● **Your task**
Search the material below for the string "icon" and list each line that holds it.

-*-*-

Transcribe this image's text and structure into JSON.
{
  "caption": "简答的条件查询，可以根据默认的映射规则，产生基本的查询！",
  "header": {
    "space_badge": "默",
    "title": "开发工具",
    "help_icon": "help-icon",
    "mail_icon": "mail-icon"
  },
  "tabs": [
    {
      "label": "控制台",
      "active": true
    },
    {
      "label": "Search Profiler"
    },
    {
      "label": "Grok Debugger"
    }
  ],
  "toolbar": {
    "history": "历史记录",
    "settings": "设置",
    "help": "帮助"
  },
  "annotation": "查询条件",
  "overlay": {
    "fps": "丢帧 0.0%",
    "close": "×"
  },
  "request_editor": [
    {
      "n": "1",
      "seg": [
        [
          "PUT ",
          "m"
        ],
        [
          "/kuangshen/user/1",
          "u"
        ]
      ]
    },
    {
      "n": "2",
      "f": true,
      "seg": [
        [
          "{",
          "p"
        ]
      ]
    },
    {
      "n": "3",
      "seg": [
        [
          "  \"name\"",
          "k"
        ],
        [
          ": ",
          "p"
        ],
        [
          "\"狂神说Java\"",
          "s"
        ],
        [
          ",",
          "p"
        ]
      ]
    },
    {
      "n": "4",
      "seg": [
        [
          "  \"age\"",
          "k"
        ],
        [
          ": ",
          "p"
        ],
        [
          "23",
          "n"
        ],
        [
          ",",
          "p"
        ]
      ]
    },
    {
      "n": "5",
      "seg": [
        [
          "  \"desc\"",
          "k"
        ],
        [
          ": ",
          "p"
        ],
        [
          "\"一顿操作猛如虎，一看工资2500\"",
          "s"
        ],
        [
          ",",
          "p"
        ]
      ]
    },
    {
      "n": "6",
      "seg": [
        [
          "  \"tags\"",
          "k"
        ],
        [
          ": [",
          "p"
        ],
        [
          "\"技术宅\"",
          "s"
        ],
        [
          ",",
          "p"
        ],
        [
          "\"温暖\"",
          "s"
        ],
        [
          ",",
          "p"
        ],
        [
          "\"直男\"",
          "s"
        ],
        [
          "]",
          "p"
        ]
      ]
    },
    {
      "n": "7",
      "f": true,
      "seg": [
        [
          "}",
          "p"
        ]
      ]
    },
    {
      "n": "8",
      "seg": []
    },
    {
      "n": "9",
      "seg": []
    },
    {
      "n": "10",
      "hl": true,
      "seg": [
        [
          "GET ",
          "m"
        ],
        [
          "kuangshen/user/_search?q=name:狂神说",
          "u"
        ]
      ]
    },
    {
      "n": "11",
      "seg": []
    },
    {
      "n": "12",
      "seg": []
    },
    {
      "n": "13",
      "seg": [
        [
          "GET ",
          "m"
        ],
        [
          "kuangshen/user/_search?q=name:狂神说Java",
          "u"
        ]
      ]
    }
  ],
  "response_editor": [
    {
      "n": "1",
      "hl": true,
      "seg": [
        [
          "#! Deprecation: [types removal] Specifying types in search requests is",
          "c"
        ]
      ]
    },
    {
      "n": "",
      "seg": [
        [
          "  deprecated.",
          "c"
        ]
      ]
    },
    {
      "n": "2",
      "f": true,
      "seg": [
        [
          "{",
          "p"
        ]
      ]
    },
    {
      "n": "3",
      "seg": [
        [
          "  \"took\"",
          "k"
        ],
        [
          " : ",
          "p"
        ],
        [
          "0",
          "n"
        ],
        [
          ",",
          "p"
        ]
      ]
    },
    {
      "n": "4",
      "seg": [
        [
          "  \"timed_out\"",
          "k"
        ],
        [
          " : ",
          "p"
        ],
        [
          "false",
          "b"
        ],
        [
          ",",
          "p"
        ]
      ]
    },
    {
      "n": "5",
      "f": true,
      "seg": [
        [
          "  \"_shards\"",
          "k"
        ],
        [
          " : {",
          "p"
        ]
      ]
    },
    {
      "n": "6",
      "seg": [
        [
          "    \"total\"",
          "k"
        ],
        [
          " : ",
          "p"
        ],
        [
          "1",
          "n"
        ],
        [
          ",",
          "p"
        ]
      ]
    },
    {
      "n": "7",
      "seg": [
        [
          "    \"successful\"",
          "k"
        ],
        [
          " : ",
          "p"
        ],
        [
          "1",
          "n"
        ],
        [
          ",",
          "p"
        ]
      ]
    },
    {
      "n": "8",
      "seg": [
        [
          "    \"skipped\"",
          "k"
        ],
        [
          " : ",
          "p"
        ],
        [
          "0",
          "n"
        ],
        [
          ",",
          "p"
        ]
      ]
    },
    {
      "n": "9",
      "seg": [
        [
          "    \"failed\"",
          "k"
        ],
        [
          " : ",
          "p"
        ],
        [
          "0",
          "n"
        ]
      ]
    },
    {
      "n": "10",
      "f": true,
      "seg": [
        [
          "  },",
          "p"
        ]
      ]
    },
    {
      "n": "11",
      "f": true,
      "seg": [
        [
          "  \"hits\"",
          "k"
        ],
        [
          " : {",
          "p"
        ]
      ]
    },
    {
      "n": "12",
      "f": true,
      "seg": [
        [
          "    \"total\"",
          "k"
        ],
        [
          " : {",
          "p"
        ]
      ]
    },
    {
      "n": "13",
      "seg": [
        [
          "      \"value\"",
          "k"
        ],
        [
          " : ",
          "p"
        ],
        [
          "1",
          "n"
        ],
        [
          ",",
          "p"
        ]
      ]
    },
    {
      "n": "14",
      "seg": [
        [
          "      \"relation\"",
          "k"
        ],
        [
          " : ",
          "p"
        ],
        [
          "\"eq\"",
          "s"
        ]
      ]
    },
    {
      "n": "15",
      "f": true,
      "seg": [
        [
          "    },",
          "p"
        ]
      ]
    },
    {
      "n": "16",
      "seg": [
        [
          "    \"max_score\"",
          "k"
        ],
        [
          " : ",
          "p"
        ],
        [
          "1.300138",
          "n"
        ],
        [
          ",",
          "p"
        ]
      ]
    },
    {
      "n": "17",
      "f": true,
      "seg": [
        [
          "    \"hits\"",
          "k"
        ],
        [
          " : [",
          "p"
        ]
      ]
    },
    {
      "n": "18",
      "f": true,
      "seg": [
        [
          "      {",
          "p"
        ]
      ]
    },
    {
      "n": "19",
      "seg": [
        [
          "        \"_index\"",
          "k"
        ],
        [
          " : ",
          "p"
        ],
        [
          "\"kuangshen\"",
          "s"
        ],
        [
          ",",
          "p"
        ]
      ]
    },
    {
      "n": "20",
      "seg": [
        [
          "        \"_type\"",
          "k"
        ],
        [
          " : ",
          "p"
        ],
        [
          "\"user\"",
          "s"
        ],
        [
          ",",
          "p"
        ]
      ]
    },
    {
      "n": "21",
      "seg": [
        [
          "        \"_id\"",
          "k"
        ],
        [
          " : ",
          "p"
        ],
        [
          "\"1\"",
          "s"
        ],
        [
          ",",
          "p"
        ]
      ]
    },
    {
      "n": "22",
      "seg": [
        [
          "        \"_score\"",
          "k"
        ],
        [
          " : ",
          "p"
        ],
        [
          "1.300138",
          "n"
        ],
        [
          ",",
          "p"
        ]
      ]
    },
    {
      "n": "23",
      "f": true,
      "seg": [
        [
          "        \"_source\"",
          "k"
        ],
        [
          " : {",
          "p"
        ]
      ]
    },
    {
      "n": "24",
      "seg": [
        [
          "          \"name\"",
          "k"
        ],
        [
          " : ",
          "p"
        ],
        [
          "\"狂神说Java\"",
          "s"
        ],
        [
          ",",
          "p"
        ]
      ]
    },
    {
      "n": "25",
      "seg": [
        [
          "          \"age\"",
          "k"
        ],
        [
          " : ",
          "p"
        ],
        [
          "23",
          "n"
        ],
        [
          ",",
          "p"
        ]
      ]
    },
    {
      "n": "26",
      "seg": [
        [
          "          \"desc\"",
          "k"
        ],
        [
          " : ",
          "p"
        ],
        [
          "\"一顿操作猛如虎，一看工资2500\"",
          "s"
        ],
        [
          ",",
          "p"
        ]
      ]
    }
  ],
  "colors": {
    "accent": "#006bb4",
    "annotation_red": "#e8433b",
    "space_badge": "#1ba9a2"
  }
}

-*-*-

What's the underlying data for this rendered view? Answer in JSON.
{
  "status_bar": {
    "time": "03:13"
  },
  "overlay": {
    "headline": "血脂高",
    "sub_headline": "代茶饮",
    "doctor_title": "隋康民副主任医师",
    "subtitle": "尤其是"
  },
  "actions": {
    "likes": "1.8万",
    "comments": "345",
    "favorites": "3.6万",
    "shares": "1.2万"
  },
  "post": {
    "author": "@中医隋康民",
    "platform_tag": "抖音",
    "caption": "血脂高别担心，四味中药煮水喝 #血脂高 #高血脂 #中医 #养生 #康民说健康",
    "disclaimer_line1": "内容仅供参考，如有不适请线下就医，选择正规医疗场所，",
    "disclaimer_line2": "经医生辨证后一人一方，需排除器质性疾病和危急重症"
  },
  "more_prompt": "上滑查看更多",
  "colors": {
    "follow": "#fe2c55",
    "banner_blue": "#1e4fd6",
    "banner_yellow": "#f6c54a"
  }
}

-*-*-

● **Exercise answer**
    "help_icon": "help-icon",
    "mail_icon": "mail-icon"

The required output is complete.